Starting at the line below that contains "OCR this image.", print each line through the end of the records exactly as it appears.

# start of Information shown

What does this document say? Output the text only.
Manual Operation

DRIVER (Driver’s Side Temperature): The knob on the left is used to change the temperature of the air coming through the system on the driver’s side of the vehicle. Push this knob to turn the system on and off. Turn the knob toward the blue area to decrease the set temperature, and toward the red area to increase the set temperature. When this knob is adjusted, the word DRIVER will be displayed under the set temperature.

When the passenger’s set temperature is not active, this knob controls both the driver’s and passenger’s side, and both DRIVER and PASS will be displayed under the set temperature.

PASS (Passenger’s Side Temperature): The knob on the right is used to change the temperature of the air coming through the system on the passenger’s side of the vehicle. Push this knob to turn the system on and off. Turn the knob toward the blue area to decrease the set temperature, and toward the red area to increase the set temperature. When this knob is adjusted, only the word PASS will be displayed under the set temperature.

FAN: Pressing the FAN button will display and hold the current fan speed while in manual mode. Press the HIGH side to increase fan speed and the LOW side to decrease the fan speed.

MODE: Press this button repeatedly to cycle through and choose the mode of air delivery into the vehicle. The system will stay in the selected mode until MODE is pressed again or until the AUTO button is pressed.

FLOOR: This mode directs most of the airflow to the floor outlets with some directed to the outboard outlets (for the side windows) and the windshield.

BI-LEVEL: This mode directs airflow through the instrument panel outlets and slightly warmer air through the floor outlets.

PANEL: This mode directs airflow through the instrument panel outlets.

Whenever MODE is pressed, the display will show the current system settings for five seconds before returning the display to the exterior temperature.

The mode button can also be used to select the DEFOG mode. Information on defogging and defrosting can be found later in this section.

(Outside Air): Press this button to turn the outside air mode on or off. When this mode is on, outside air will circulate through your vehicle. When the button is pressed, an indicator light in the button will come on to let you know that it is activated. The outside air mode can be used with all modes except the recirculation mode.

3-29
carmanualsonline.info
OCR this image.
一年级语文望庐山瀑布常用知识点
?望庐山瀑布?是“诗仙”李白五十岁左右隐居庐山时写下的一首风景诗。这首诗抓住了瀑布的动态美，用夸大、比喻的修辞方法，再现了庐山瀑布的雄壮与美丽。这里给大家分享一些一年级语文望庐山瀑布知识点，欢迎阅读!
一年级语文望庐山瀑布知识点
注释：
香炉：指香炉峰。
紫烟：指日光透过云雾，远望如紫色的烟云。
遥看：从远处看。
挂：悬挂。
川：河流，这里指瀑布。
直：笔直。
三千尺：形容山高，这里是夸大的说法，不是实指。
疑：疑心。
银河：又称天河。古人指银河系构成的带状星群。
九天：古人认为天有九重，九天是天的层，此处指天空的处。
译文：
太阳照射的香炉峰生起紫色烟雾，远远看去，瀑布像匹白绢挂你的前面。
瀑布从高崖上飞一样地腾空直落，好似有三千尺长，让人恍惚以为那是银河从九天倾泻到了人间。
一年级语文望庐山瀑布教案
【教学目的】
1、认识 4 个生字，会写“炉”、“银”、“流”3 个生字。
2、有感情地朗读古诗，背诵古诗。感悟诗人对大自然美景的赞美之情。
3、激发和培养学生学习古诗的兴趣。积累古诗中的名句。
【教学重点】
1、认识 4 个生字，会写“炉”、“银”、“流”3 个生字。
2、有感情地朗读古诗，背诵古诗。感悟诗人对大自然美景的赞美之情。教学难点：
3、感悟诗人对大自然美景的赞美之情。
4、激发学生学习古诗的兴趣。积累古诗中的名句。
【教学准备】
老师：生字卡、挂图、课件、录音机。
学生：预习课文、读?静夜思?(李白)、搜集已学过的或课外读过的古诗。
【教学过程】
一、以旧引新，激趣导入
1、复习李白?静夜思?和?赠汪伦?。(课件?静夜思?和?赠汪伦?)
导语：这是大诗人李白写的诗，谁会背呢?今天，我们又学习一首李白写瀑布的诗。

# end of Information shown

## Complete response
OCR this image.
一年级语文望庐山瀑布常用知识点
?望庐山瀑布?是“诗仙”李白五十岁左右隐居庐山时写下的一首风景诗。这首诗抓住了瀑布的动态美，用夸大、比喻的修辞方法，再现了庐山瀑布的雄壮与美丽。这里给大家分享一些一年级语文望庐山瀑布知识点，欢迎阅读!
一年级语文望庐山瀑布知识点
注释：
香炉：指香炉峰。
紫烟：指日光透过云雾，远望如紫色的烟云。
遥看：从远处看。
挂：悬挂。
川：河流，这里指瀑布。
直：笔直。
三千尺：形容山高，这里是夸大的说法，不是实指。
疑：疑心。
银河：又称天河。古人指银河系构成的带状星群。
九天：古人认为天有九重，九天是天的层，此处指天空的处。
译文：
太阳照射的香炉峰生起紫色烟雾，远远看去，瀑布像匹白绢挂你的前面。
瀑布从高崖上飞一样地腾空直落，好似有三千尺长，让人恍惚以为那是银河从九天倾泻到了人间。
一年级语文望庐山瀑布教案
【教学目的】
1、认识 4 个生字，会写“炉”、“银”、“流”3 个生字。
2、有感情地朗读古诗，背诵古诗。感悟诗人对大自然美景的赞美之情。
3、激发和培养学生学习古诗的兴趣。积累古诗中的名句。
【教学重点】
1、认识 4 个生字，会写“炉”、“银”、“流”3 个生字。
2、有感情地朗读古诗，背诵古诗。感悟诗人对大自然美景的赞美之情。教学难点：
3、感悟诗人对大自然美景的赞美之情。
4、激发学生学习古诗的兴趣。积累古诗中的名句。
【教学准备】
老师：生字卡、挂图、课件、录音机。
学生：预习课文、读?静夜思?(李白)、搜集已学过的或课外读过的古诗。
【教学过程】
一、以旧引新，激趣导入
1、复习李白?静夜思?和?赠汪伦?。(课件?静夜思?和?赠汪伦?)
导语：这是大诗人李白写的诗，谁会背呢?今天，我们又学习一首李白写瀑布的诗。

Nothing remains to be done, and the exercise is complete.